■ PROBLEM TO SOLVE
Pick out all lines of the entries that include the word "name" and copy them.

■ RECORDS FOR THIS TASK
[BEGIN]

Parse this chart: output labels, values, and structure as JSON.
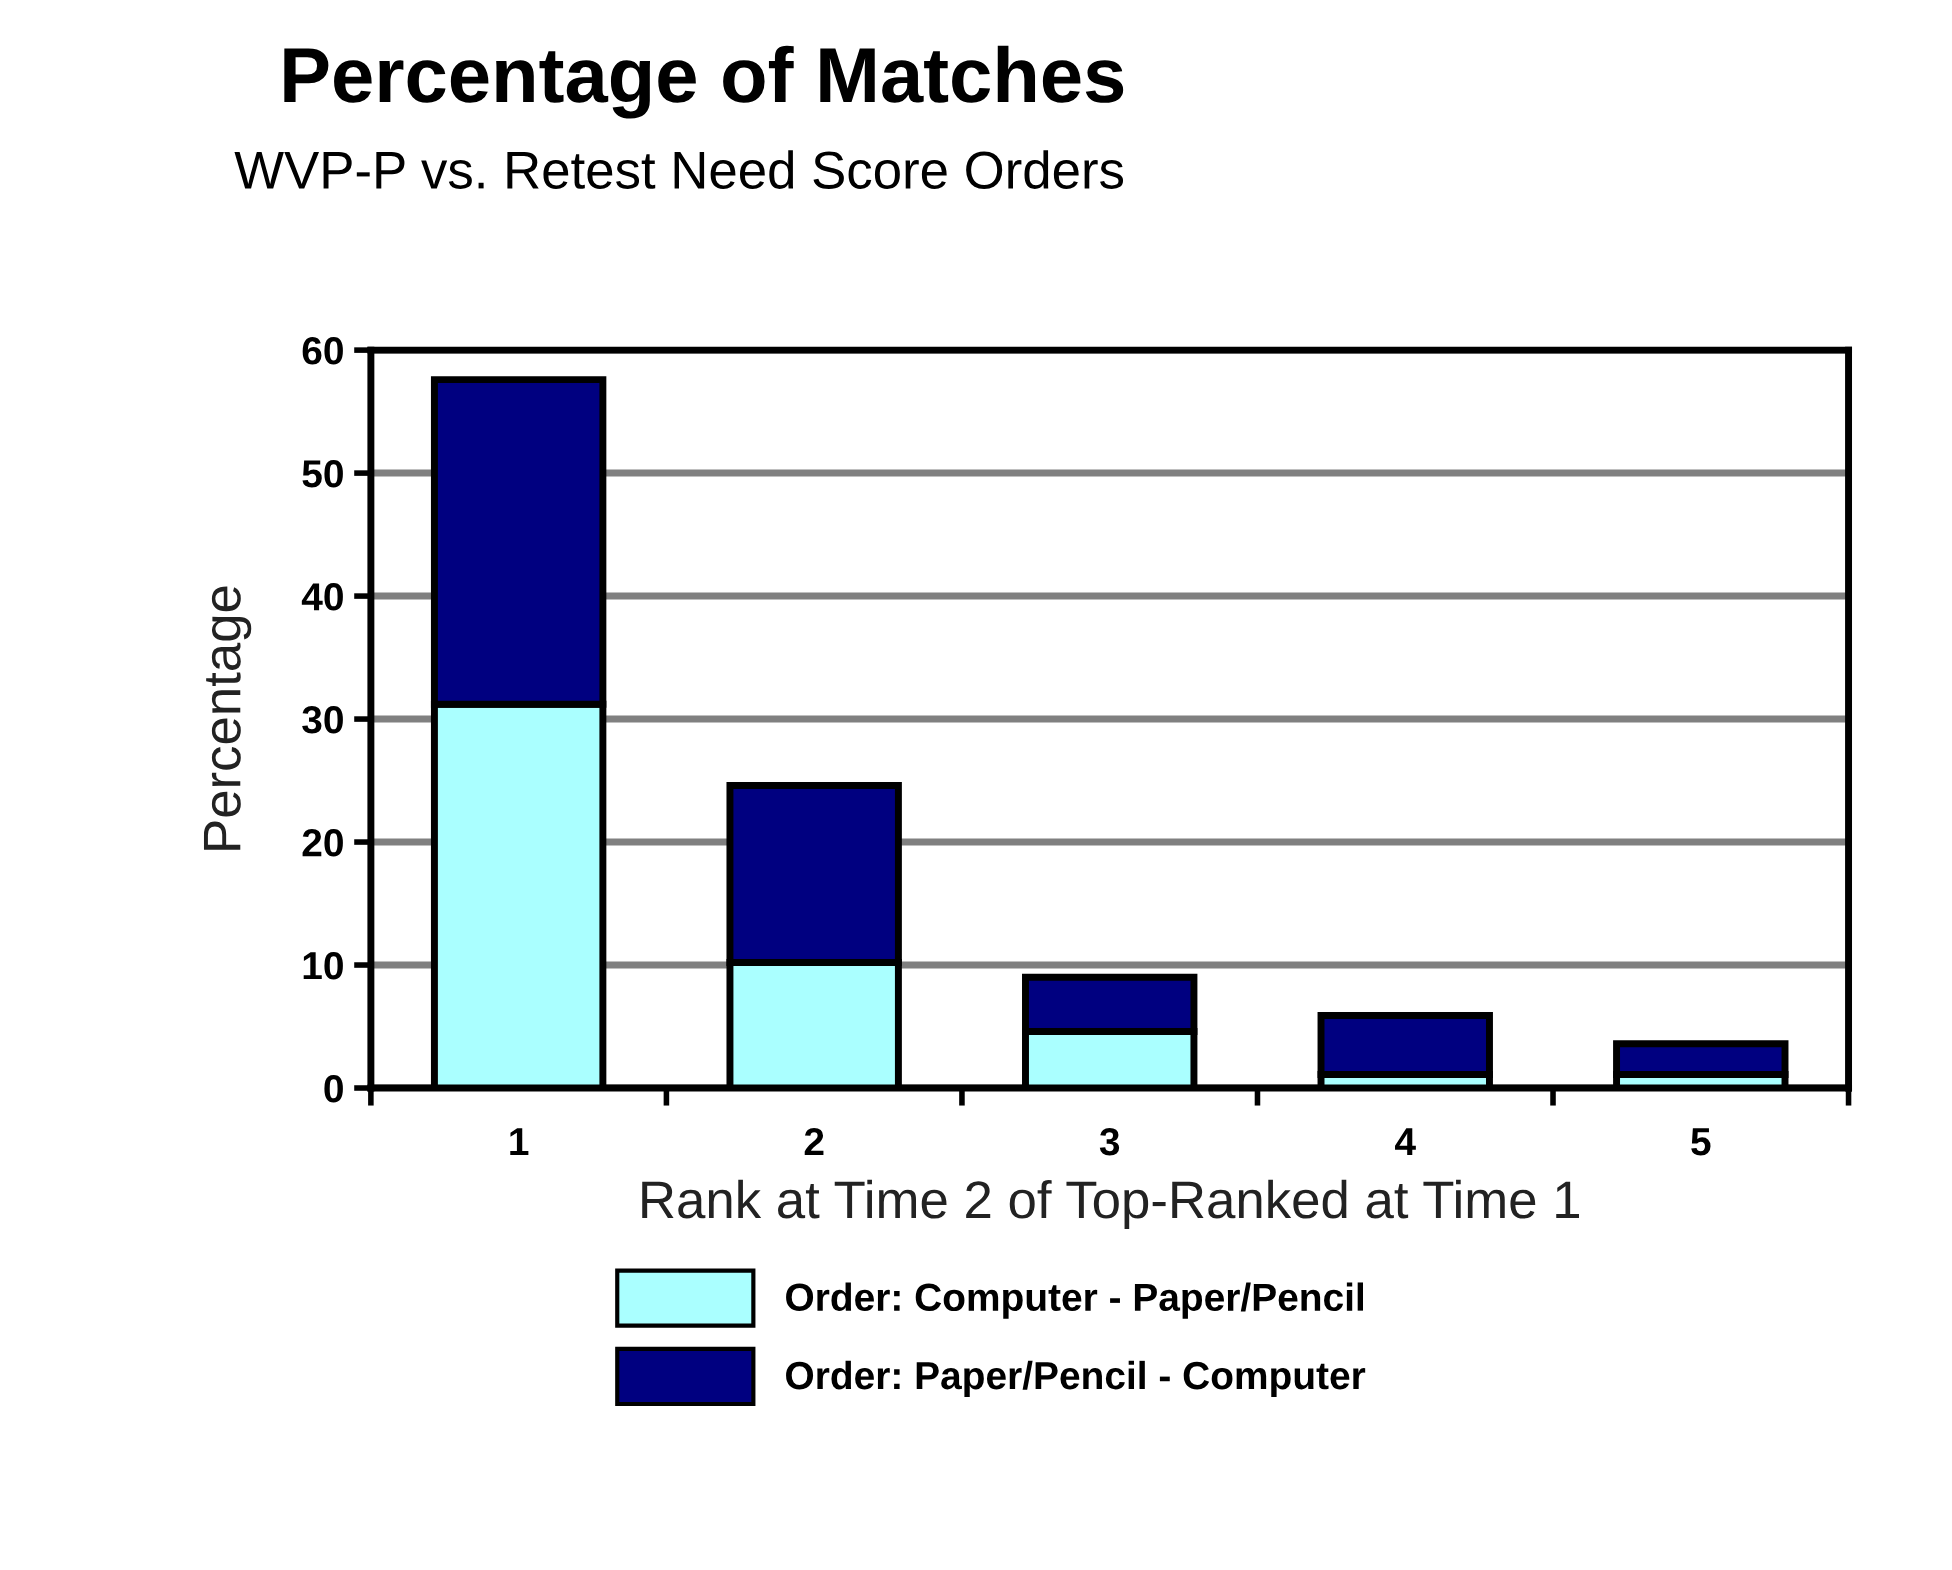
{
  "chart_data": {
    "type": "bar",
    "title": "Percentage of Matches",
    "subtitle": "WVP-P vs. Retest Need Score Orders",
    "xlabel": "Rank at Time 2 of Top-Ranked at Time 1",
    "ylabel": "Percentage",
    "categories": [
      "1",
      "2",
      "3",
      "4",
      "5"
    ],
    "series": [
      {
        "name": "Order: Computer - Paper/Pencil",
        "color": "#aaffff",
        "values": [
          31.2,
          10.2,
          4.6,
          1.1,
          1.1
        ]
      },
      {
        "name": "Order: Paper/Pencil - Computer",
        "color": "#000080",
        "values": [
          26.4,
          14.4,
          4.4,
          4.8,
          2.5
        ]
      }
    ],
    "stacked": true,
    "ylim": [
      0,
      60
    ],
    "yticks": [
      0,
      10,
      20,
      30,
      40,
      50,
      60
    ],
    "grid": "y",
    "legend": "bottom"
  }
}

[END]

■ EXERCISE ANSWER
        "name": "Order: Computer - Paper/Pencil",
        "name": "Order: Paper/Pencil - Computer",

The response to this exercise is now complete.